- Stated exercise -
Render the lines as a Markdown table with the columns Row and Line, starting at the first line and ending at the line that contains "menu-layer[interactable]: Layer (L)". Number each row and leave out any blank lines.

## Start

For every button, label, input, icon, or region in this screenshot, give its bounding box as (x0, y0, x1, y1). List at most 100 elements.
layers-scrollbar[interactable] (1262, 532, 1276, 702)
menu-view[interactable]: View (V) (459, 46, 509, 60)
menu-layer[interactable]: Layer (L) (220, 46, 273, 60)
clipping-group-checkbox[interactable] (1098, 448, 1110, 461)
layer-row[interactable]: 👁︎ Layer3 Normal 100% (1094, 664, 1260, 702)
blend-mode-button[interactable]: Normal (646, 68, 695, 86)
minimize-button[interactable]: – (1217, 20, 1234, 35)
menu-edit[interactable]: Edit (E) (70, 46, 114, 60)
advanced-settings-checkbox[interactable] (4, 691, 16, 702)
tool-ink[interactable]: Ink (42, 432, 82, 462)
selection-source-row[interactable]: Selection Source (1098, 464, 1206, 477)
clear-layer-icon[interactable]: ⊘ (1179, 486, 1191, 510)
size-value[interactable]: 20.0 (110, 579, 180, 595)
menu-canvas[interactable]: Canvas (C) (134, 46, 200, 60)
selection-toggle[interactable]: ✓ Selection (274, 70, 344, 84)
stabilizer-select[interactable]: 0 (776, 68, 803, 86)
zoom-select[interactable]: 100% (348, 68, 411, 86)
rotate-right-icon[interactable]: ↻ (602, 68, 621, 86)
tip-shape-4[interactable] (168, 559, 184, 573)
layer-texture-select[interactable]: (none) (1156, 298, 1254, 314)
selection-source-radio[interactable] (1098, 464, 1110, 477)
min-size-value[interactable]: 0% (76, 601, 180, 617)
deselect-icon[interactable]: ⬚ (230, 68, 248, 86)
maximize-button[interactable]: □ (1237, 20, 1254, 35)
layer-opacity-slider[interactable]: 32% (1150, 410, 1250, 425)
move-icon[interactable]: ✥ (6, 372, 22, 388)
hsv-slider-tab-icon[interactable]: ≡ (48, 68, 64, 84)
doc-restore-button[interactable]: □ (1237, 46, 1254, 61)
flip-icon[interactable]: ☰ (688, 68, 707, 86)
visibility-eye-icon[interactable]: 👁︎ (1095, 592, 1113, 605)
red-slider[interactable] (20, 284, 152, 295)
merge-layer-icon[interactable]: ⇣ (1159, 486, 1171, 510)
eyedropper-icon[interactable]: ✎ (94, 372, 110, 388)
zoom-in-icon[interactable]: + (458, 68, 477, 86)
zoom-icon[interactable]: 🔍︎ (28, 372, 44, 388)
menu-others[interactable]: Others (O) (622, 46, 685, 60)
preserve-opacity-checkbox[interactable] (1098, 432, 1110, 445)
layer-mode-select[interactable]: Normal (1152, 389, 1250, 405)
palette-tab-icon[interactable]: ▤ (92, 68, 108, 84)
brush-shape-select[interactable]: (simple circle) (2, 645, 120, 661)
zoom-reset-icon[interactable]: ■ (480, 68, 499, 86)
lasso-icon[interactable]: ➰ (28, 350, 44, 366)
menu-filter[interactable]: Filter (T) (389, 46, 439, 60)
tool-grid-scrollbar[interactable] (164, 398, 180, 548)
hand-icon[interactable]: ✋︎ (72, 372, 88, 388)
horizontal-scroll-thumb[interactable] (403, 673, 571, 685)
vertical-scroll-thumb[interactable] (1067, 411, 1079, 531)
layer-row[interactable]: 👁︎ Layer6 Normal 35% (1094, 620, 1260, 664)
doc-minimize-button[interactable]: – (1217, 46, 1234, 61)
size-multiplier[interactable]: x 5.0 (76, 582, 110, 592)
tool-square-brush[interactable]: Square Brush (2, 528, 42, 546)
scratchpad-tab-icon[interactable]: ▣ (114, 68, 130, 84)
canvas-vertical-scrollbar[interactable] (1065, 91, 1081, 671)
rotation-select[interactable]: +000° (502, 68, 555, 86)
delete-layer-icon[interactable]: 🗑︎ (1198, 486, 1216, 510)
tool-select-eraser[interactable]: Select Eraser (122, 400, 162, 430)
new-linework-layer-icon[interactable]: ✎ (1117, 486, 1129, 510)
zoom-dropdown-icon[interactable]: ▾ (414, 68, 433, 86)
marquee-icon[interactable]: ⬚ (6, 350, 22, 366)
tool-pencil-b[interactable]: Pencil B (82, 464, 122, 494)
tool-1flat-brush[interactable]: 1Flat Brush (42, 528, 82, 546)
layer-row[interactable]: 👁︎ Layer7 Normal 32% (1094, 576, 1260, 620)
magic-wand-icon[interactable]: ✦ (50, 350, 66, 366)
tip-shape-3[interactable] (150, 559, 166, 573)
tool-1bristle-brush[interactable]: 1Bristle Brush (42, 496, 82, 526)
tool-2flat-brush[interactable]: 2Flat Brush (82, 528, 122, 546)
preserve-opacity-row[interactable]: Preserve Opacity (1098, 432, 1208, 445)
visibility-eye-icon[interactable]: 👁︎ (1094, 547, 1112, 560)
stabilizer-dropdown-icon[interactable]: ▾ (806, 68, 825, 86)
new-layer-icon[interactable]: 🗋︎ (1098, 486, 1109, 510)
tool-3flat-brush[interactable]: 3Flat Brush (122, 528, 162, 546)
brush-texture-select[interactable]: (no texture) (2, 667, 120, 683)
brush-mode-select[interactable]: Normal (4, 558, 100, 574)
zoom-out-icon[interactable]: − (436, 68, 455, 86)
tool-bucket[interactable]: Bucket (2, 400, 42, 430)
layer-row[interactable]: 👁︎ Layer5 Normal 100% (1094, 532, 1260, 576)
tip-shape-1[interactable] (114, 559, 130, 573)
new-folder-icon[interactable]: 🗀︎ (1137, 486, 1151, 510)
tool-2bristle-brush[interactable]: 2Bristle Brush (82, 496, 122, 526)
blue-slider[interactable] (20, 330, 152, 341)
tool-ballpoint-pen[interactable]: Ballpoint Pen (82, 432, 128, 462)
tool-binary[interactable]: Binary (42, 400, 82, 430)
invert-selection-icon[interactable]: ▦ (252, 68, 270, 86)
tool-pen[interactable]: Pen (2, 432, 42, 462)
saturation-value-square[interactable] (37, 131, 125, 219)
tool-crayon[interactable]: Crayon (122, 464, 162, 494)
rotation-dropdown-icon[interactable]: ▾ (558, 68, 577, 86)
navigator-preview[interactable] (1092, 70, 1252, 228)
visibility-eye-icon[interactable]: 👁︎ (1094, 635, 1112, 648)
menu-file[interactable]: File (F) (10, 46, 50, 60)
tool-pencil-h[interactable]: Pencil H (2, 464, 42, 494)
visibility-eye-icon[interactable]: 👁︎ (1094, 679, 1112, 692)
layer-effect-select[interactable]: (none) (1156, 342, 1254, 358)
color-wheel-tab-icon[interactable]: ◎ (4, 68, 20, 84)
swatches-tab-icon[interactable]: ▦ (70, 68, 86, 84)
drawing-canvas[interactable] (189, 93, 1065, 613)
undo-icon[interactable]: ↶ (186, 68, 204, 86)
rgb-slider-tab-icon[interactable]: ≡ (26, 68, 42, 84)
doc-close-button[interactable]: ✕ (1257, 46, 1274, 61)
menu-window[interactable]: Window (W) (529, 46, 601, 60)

## End

- Answer in full -
| Row | Line |
|---|---|
| 1 | For every button, label, input, icon, or region in this screenshot, give its bounding box as (x0, y0, x1, y1). List at most 100 elements. |
| 2 | layers-scrollbar[interactable] (1262, 532, 1276, 702) |
| 3 | menu-view[interactable]: View (V) (459, 46, 509, 60) |
| 4 | menu-layer[interactable]: Layer (L) (220, 46, 273, 60) |